## [THE PROBLEM]
Report how many lines below contain the word "Recession", and give only that number.

####################

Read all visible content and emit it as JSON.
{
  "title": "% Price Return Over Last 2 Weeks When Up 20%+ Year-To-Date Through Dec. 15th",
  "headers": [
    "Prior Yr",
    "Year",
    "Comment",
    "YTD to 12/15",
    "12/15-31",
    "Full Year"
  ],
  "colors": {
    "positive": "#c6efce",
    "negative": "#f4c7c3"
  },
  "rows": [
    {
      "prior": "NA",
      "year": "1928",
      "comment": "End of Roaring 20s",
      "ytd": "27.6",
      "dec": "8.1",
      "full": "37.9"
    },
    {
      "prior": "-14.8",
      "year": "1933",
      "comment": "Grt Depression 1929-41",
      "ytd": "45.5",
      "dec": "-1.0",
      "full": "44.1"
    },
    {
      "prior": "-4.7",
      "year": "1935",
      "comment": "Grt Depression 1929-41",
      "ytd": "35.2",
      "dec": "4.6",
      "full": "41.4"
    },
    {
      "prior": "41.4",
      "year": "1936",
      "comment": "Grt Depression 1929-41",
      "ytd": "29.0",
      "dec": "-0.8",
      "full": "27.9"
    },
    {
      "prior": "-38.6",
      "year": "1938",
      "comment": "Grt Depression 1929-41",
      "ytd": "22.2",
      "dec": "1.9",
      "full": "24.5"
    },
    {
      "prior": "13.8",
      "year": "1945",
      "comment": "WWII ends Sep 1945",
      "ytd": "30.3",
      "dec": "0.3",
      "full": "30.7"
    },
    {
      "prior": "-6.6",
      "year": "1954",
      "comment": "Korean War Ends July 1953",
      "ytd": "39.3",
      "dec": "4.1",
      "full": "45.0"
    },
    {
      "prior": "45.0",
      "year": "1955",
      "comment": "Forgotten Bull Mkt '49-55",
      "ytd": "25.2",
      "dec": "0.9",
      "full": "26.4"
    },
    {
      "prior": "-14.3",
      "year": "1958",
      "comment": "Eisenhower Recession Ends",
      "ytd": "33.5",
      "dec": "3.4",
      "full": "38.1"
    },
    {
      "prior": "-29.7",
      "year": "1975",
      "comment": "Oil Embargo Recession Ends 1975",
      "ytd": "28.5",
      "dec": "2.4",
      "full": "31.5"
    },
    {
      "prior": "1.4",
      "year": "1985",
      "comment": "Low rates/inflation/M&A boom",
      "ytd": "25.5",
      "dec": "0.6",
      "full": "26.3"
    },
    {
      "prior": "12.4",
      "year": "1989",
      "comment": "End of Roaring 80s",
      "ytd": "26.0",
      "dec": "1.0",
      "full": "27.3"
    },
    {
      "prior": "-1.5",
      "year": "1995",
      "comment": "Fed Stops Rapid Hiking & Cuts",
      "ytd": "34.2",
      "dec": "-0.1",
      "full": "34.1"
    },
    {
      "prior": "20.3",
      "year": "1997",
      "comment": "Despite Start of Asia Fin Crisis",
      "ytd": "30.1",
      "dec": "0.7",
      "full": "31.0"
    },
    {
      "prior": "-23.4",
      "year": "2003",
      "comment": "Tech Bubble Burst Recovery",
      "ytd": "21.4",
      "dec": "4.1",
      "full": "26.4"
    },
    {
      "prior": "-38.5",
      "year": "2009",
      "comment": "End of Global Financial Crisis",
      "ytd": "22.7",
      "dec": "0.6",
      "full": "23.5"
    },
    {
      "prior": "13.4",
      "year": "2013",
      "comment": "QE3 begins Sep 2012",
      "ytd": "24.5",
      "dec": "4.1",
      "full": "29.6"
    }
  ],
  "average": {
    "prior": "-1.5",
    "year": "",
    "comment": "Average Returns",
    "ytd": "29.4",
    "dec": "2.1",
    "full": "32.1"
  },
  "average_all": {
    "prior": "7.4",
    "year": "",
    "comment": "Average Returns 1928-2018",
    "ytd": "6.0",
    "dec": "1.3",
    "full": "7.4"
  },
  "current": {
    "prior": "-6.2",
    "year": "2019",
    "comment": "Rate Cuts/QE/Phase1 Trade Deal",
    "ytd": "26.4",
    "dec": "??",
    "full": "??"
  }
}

####################

## [RESULT OF THIS EXERCISE]
2